• Task: Work through the data below and give the number of lines holding "chevron", nothing more.

• Provided entries:
....

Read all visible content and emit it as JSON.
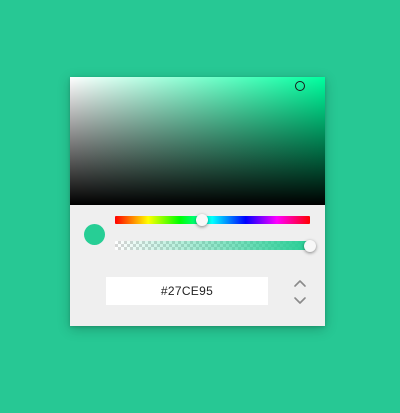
{
  "picker": {
    "hex_value": "#27CE95",
    "hue_deg": 160,
    "hue_fraction": 0.444,
    "saturation": 0.9,
    "brightness": 0.93,
    "alpha": 1.0,
    "colors": {
      "selected": "#27ce95",
      "hue_pure": "#00ff9f",
      "page_background": "#27c894",
      "panel_background": "#efefef"
    },
    "icons": {
      "increment": "chevron-up-icon",
      "decrement": "chevron-down-icon"
    }
  }
}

....

• Response: 2